* [Given data]
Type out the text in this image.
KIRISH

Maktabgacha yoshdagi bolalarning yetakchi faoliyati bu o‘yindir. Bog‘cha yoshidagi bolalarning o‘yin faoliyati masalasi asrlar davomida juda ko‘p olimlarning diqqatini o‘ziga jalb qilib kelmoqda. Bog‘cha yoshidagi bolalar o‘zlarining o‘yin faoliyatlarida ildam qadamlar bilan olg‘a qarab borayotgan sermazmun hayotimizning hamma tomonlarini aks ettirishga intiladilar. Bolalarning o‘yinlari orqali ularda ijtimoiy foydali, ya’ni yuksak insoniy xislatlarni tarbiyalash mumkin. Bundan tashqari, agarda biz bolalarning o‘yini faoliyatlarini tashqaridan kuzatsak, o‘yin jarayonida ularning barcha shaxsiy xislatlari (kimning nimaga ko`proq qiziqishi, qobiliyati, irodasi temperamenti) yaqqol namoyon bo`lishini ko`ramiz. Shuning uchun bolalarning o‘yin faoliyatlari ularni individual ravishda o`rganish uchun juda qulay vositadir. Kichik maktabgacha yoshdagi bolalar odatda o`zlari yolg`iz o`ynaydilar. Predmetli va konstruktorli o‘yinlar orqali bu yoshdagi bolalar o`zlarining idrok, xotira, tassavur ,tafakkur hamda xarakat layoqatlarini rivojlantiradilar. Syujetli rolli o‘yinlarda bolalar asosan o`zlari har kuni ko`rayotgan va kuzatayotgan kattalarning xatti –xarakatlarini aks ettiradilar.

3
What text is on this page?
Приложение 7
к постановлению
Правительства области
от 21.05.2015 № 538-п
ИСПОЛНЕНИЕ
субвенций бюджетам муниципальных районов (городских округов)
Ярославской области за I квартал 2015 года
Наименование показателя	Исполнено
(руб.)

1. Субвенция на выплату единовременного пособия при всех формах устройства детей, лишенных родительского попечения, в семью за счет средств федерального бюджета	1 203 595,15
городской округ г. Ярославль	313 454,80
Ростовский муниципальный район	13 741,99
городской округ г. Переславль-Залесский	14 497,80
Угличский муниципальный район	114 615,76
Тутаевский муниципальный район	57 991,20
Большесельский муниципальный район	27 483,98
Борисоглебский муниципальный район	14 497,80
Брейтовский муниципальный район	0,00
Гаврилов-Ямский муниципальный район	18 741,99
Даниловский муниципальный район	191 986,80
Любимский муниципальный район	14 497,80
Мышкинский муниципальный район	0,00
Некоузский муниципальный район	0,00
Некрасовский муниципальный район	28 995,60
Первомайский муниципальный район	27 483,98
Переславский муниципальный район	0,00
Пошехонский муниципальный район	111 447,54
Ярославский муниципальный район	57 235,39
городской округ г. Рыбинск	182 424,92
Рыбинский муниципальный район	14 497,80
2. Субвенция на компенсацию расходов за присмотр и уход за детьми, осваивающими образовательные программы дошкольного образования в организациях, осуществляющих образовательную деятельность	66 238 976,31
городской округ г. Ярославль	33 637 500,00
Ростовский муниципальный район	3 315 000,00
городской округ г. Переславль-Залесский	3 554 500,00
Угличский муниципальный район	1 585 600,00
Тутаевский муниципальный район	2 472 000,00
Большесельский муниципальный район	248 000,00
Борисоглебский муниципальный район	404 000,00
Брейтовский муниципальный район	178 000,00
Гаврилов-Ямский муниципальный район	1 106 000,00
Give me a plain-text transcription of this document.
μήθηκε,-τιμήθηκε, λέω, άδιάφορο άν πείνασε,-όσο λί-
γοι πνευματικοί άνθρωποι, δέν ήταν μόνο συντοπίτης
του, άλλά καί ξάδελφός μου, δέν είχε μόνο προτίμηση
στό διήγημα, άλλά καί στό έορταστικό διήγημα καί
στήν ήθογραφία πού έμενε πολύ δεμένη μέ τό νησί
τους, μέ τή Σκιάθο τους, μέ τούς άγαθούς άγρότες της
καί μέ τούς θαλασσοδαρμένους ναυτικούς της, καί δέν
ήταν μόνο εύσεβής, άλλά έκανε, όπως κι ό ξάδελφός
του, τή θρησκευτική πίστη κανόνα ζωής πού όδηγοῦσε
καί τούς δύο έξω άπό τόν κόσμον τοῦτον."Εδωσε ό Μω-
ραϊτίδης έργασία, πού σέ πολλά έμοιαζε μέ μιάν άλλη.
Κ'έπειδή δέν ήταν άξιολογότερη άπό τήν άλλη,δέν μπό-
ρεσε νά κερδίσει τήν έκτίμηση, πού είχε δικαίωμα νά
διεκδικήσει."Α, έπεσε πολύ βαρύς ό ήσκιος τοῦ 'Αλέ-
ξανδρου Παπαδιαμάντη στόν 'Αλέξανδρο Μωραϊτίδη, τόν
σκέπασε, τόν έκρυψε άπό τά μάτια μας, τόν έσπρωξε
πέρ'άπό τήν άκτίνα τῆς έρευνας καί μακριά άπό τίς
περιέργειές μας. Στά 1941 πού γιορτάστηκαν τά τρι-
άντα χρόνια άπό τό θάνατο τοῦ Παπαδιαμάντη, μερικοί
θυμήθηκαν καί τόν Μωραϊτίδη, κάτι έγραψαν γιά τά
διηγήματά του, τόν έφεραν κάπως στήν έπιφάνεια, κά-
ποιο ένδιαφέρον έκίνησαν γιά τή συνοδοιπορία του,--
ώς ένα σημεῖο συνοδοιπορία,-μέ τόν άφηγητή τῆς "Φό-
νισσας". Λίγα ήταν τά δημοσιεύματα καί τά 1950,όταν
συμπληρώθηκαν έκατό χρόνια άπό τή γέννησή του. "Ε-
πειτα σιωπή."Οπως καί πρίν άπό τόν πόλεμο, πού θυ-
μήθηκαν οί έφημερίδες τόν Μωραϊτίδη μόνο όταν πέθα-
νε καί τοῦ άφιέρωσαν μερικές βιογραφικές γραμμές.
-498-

* [Exercise brief] Every line above should be retyped exactly as given.

* [Finished answer]
Type out the text in this image.
KIRISH

Maktabgacha yoshdagi bolalarning yetakchi faoliyati bu o‘yindir. Bog‘cha yoshidagi bolalarning o‘yin faoliyati masalasi asrlar davomida juda ko‘p olimlarning diqqatini o‘ziga jalb qilib kelmoqda. Bog‘cha yoshidagi bolalar o‘zlarining o‘yin faoliyatlarida ildam qadamlar bilan olg‘a qarab borayotgan sermazmun hayotimizning hamma tomonlarini aks ettirishga intiladilar. Bolalarning o‘yinlari orqali ularda ijtimoiy foydali, ya’ni yuksak insoniy xislatlarni tarbiyalash mumkin. Bundan tashqari, agarda biz bolalarning o‘yini faoliyatlarini tashqaridan kuzatsak, o‘yin jarayonida ularning barcha shaxsiy xislatlari (kimning nimaga ko`proq qiziqishi, qobiliyati, irodasi temperamenti) yaqqol namoyon bo`lishini ko`ramiz. Shuning uchun bolalarning o‘yin faoliyatlari ularni individual ravishda o`rganish uchun juda qulay vositadir. Kichik maktabgacha yoshdagi bolalar odatda o`zlari yolg`iz o`ynaydilar. Predmetli va konstruktorli o‘yinlar orqali bu yoshdagi bolalar o`zlarining idrok, xotira, tassavur ,tafakkur hamda xarakat layoqatlarini rivojlantiradilar. Syujetli rolli o‘yinlarda bolalar asosan o`zlari har kuni ko`rayotgan va kuzatayotgan kattalarning xatti –xarakatlarini aks ettiradilar.

3
What text is on this page?
Приложение 7
к постановлению
Правительства области
от 21.05.2015 № 538-п
ИСПОЛНЕНИЕ
субвенций бюджетам муниципальных районов (городских округов)
Ярославской области за I квартал 2015 года
Наименование показателя	Исполнено
(руб.)

1. Субвенция на выплату единовременного пособия при всех формах устройства детей, лишенных родительского попечения, в семью за счет средств федерального бюджета	1 203 595,15
городской округ г. Ярославль	313 454,80
Ростовский муниципальный район	13 741,99
городской округ г. Переславль-Залесский	14 497,80
Угличский муниципальный район	114 615,76
Тутаевский муниципальный район	57 991,20
Большесельский муниципальный район	27 483,98
Борисоглебский муниципальный район	14 497,80
Брейтовский муниципальный район	0,00
Гаврилов-Ямский муниципальный район	18 741,99
Даниловский муниципальный район	191 986,80
Любимский муниципальный район	14 497,80
Мышкинский муниципальный район	0,00
Некоузский муниципальный район	0,00
Некрасовский муниципальный район	28 995,60
Первомайский муниципальный район	27 483,98
Переславский муниципальный район	0,00
Пошехонский муниципальный район	111 447,54
Ярославский муниципальный район	57 235,39
городской округ г. Рыбинск	182 424,92
Рыбинский муниципальный район	14 497,80
2. Субвенция на компенсацию расходов за присмотр и уход за детьми, осваивающими образовательные программы дошкольного образования в организациях, осуществляющих образовательную деятельность	66 238 976,31
городской округ г. Ярославль	33 637 500,00
Ростовский муниципальный район	3 315 000,00
городской округ г. Переславль-Залесский	3 554 500,00
Угличский муниципальный район	1 585 600,00
Тутаевский муниципальный район	2 472 000,00
Большесельский муниципальный район	248 000,00
Борисоглебский муниципальный район	404 000,00
Брейтовский муниципальный район	178 000,00
Гаврилов-Ямский муниципальный район	1 106 000,00
Give me a plain-text transcription of this document.
μήθηκε,-τιμήθηκε, λέω, άδιάφορο άν πείνασε,-όσο λί-
γοι πνευματικοί άνθρωποι, δέν ήταν μόνο συντοπίτης
του, άλλά καί ξάδελφός μου, δέν είχε μόνο προτίμηση
στό διήγημα, άλλά καί στό έορταστικό διήγημα καί
στήν ήθογραφία πού έμενε πολύ δεμένη μέ τό νησί
τους, μέ τή Σκιάθο τους, μέ τούς άγαθούς άγρότες της
καί μέ τούς θαλασσοδαρμένους ναυτικούς της, καί δέν
ήταν μόνο εύσεβής, άλλά έκανε, όπως κι ό ξάδελφός
του, τή θρησκευτική πίστη κανόνα ζωής πού όδηγοῦσε
καί τούς δύο έξω άπό τόν κόσμον τοῦτον."Εδωσε ό Μω-
ραϊτίδης έργασία, πού σέ πολλά έμοιαζε μέ μιάν άλλη.
Κ'έπειδή δέν ήταν άξιολογότερη άπό τήν άλλη,δέν μπό-
ρεσε νά κερδίσει τήν έκτίμηση, πού είχε δικαίωμα νά
διεκδικήσει."Α, έπεσε πολύ βαρύς ό ήσκιος τοῦ 'Αλέ-
ξανδρου Παπαδιαμάντη στόν 'Αλέξανδρο Μωραϊτίδη, τόν
σκέπασε, τόν έκρυψε άπό τά μάτια μας, τόν έσπρωξε
πέρ'άπό τήν άκτίνα τῆς έρευνας καί μακριά άπό τίς
περιέργειές μας. Στά 1941 πού γιορτάστηκαν τά τρι-
άντα χρόνια άπό τό θάνατο τοῦ Παπαδιαμάντη, μερικοί
θυμήθηκαν καί τόν Μωραϊτίδη, κάτι έγραψαν γιά τά
διηγήματά του, τόν έφεραν κάπως στήν έπιφάνεια, κά-
ποιο ένδιαφέρον έκίνησαν γιά τή συνοδοιπορία του,--
ώς ένα σημεῖο συνοδοιπορία,-μέ τόν άφηγητή τῆς "Φό-
νισσας". Λίγα ήταν τά δημοσιεύματα καί τά 1950,όταν
συμπληρώθηκαν έκατό χρόνια άπό τή γέννησή του. "Ε-
πειτα σιωπή."Οπως καί πρίν άπό τόν πόλεμο, πού θυ-
μήθηκαν οί έφημερίδες τόν Μωραϊτίδη μόνο όταν πέθα-
νε καί τοῦ άφιέρωσαν μερικές βιογραφικές γραμμές.
-498-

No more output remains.